Raw records:

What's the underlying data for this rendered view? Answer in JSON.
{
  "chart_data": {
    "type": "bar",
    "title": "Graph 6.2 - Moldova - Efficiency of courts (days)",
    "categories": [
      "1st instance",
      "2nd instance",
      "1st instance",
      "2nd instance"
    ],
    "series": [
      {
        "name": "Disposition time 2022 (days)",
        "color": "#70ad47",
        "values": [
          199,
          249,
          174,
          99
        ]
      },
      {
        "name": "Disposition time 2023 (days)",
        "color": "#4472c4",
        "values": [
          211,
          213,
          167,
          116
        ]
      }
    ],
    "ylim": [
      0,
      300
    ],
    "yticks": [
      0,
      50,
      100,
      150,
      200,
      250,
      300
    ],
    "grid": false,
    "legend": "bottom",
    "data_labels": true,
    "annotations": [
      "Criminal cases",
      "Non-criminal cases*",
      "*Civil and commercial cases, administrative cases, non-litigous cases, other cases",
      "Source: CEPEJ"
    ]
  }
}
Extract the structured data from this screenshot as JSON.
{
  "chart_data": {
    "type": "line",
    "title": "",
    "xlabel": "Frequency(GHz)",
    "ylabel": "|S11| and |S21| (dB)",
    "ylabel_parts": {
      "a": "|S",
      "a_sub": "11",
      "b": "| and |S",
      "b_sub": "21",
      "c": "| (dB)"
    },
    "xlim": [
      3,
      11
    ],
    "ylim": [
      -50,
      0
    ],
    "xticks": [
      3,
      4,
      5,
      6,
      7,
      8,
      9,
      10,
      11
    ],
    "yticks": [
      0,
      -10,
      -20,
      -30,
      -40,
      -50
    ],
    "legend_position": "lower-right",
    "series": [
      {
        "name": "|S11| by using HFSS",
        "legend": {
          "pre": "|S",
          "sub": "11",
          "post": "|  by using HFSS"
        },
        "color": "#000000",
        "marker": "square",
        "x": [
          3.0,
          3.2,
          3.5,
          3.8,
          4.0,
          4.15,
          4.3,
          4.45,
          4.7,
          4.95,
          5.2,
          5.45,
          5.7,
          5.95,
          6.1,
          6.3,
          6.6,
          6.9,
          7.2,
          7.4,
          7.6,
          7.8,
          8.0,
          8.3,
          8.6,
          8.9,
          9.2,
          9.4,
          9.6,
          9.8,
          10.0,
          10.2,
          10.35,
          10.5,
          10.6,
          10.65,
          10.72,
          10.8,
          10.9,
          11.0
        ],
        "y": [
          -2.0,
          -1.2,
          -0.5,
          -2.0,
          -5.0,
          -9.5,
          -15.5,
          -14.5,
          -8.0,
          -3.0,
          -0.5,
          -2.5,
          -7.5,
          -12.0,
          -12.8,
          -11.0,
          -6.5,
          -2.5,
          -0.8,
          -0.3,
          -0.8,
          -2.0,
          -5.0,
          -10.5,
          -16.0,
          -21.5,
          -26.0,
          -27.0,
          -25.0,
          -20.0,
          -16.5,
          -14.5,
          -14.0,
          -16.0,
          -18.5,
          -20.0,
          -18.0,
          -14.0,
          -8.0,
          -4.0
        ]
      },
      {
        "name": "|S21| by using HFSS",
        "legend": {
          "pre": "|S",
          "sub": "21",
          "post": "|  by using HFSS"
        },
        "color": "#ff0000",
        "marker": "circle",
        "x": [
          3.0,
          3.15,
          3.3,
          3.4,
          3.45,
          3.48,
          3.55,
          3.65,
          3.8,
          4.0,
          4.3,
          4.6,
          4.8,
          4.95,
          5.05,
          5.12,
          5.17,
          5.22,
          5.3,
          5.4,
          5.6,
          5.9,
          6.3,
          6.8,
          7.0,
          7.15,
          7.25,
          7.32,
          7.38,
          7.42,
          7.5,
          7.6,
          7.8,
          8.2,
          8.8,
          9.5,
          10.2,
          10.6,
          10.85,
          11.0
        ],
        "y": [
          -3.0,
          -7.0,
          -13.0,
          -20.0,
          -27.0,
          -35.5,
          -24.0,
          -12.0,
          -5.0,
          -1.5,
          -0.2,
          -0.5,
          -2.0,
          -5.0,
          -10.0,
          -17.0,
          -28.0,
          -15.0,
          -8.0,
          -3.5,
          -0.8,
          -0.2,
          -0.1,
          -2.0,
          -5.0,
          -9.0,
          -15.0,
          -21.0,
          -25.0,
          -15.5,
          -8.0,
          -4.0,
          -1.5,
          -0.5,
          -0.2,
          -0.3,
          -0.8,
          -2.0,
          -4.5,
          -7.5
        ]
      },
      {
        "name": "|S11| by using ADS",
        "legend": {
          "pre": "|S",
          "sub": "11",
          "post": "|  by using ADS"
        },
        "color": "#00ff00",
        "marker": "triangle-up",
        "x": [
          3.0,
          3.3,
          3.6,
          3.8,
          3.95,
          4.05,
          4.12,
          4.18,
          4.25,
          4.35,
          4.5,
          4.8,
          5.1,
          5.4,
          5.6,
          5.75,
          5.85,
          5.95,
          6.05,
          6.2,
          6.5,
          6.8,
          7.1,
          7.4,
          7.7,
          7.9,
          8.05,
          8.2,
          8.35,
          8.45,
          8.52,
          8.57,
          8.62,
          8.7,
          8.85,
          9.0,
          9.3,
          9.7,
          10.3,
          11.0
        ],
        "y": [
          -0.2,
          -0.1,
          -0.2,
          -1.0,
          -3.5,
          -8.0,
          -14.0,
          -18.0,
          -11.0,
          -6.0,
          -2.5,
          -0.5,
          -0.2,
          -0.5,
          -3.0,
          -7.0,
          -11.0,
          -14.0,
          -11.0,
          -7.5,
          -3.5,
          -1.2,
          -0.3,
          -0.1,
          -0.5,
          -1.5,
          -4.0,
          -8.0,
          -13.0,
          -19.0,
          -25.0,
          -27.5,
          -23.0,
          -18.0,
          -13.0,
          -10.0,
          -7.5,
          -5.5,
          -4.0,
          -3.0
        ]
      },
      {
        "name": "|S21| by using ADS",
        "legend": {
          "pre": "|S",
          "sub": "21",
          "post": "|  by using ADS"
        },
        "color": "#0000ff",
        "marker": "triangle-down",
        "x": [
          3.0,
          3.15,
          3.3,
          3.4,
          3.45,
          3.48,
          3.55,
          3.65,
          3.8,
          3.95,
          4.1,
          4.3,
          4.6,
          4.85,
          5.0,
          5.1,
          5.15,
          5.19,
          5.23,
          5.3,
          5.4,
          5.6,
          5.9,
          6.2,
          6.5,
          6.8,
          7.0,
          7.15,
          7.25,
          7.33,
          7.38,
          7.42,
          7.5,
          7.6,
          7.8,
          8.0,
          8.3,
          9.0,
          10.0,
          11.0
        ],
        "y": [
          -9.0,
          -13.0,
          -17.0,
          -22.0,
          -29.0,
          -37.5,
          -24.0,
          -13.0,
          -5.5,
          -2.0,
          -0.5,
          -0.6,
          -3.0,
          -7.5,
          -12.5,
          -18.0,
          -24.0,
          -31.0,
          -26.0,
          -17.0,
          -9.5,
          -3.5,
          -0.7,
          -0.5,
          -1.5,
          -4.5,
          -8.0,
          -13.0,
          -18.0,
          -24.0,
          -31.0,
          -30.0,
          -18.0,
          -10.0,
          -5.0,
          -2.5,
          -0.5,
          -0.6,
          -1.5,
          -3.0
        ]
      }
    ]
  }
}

> TASK:
Output all of the data again, exactly.

> ANSWER FOR THE TASK:
What's the underlying data for this rendered view? Answer in JSON.
{
  "chart_data": {
    "type": "bar",
    "title": "Graph 6.2 - Moldova - Efficiency of courts (days)",
    "categories": [
      "1st instance",
      "2nd instance",
      "1st instance",
      "2nd instance"
    ],
    "series": [
      {
        "name": "Disposition time 2022 (days)",
        "color": "#70ad47",
        "values": [
          199,
          249,
          174,
          99
        ]
      },
      {
        "name": "Disposition time 2023 (days)",
        "color": "#4472c4",
        "values": [
          211,
          213,
          167,
          116
        ]
      }
    ],
    "ylim": [
      0,
      300
    ],
    "yticks": [
      0,
      50,
      100,
      150,
      200,
      250,
      300
    ],
    "grid": false,
    "legend": "bottom",
    "data_labels": true,
    "annotations": [
      "Criminal cases",
      "Non-criminal cases*",
      "*Civil and commercial cases, administrative cases, non-litigous cases, other cases",
      "Source: CEPEJ"
    ]
  }
}
Extract the structured data from this screenshot as JSON.
{
  "chart_data": {
    "type": "line",
    "title": "",
    "xlabel": "Frequency(GHz)",
    "ylabel": "|S11| and |S21| (dB)",
    "ylabel_parts": {
      "a": "|S",
      "a_sub": "11",
      "b": "| and |S",
      "b_sub": "21",
      "c": "| (dB)"
    },
    "xlim": [
      3,
      11
    ],
    "ylim": [
      -50,
      0
    ],
    "xticks": [
      3,
      4,
      5,
      6,
      7,
      8,
      9,
      10,
      11
    ],
    "yticks": [
      0,
      -10,
      -20,
      -30,
      -40,
      -50
    ],
    "legend_position": "lower-right",
    "series": [
      {
        "name": "|S11| by using HFSS",
        "legend": {
          "pre": "|S",
          "sub": "11",
          "post": "|  by using HFSS"
        },
        "color": "#000000",
        "marker": "square",
        "x": [
          3.0,
          3.2,
          3.5,
          3.8,
          4.0,
          4.15,
          4.3,
          4.45,
          4.7,
          4.95,
          5.2,
          5.45,
          5.7,
          5.95,
          6.1,
          6.3,
          6.6,
          6.9,
          7.2,
          7.4,
          7.6,
          7.8,
          8.0,
          8.3,
          8.6,
          8.9,
          9.2,
          9.4,
          9.6,
          9.8,
          10.0,
          10.2,
          10.35,
          10.5,
          10.6,
          10.65,
          10.72,
          10.8,
          10.9,
          11.0
        ],
        "y": [
          -2.0,
          -1.2,
          -0.5,
          -2.0,
          -5.0,
          -9.5,
          -15.5,
          -14.5,
          -8.0,
          -3.0,
          -0.5,
          -2.5,
          -7.5,
          -12.0,
          -12.8,
          -11.0,
          -6.5,
          -2.5,
          -0.8,
          -0.3,
          -0.8,
          -2.0,
          -5.0,
          -10.5,
          -16.0,
          -21.5,
          -26.0,
          -27.0,
          -25.0,
          -20.0,
          -16.5,
          -14.5,
          -14.0,
          -16.0,
          -18.5,
          -20.0,
          -18.0,
          -14.0,
          -8.0,
          -4.0
        ]
      },
      {
        "name": "|S21| by using HFSS",
        "legend": {
          "pre": "|S",
          "sub": "21",
          "post": "|  by using HFSS"
        },
        "color": "#ff0000",
        "marker": "circle",
        "x": [
          3.0,
          3.15,
          3.3,
          3.4,
          3.45,
          3.48,
          3.55,
          3.65,
          3.8,
          4.0,
          4.3,
          4.6,
          4.8,
          4.95,
          5.05,
          5.12,
          5.17,
          5.22,
          5.3,
          5.4,
          5.6,
          5.9,
          6.3,
          6.8,
          7.0,
          7.15,
          7.25,
          7.32,
          7.38,
          7.42,
          7.5,
          7.6,
          7.8,
          8.2,
          8.8,
          9.5,
          10.2,
          10.6,
          10.85,
          11.0
        ],
        "y": [
          -3.0,
          -7.0,
          -13.0,
          -20.0,
          -27.0,
          -35.5,
          -24.0,
          -12.0,
          -5.0,
          -1.5,
          -0.2,
          -0.5,
          -2.0,
          -5.0,
          -10.0,
          -17.0,
          -28.0,
          -15.0,
          -8.0,
          -3.5,
          -0.8,
          -0.2,
          -0.1,
          -2.0,
          -5.0,
          -9.0,
          -15.0,
          -21.0,
          -25.0,
          -15.5,
          -8.0,
          -4.0,
          -1.5,
          -0.5,
          -0.2,
          -0.3,
          -0.8,
          -2.0,
          -4.5,
          -7.5
        ]
      },
      {
        "name": "|S11| by using ADS",
        "legend": {
          "pre": "|S",
          "sub": "11",
          "post": "|  by using ADS"
        },
        "color": "#00ff00",
        "marker": "triangle-up",
        "x": [
          3.0,
          3.3,
          3.6,
          3.8,
          3.95,
          4.05,
          4.12,
          4.18,
          4.25,
          4.35,
          4.5,
          4.8,
          5.1,
          5.4,
          5.6,
          5.75,
          5.85,
          5.95,
          6.05,
          6.2,
          6.5,
          6.8,
          7.1,
          7.4,
          7.7,
          7.9,
          8.05,
          8.2,
          8.35,
          8.45,
          8.52,
          8.57,
          8.62,
          8.7,
          8.85,
          9.0,
          9.3,
          9.7,
          10.3,
          11.0
        ],
        "y": [
          -0.2,
          -0.1,
          -0.2,
          -1.0,
          -3.5,
          -8.0,
          -14.0,
          -18.0,
          -11.0,
          -6.0,
          -2.5,
          -0.5,
          -0.2,
          -0.5,
          -3.0,
          -7.0,
          -11.0,
          -14.0,
          -11.0,
          -7.5,
          -3.5,
          -1.2,
          -0.3,
          -0.1,
          -0.5,
          -1.5,
          -4.0,
          -8.0,
          -13.0,
          -19.0,
          -25.0,
          -27.5,
          -23.0,
          -18.0,
          -13.0,
          -10.0,
          -7.5,
          -5.5,
          -4.0,
          -3.0
        ]
      },
      {
        "name": "|S21| by using ADS",
        "legend": {
          "pre": "|S",
          "sub": "21",
          "post": "|  by using ADS"
        },
        "color": "#0000ff",
        "marker": "triangle-down",
        "x": [
          3.0,
          3.15,
          3.3,
          3.4,
          3.45,
          3.48,
          3.55,
          3.65,
          3.8,
          3.95,
          4.1,
          4.3,
          4.6,
          4.85,
          5.0,
          5.1,
          5.15,
          5.19,
          5.23,
          5.3,
          5.4,
          5.6,
          5.9,
          6.2,
          6.5,
          6.8,
          7.0,
          7.15,
          7.25,
          7.33,
          7.38,
          7.42,
          7.5,
          7.6,
          7.8,
          8.0,
          8.3,
          9.0,
          10.0,
          11.0
        ],
        "y": [
          -9.0,
          -13.0,
          -17.0,
          -22.0,
          -29.0,
          -37.5,
          -24.0,
          -13.0,
          -5.5,
          -2.0,
          -0.5,
          -0.6,
          -3.0,
          -7.5,
          -12.5,
          -18.0,
          -24.0,
          -31.0,
          -26.0,
          -17.0,
          -9.5,
          -3.5,
          -0.7,
          -0.5,
          -1.5,
          -4.5,
          -8.0,
          -13.0,
          -18.0,
          -24.0,
          -31.0,
          -30.0,
          -18.0,
          -10.0,
          -5.0,
          -2.5,
          -0.5,
          -0.6,
          -1.5,
          -3.0
        ]
      }
    ]
  }
}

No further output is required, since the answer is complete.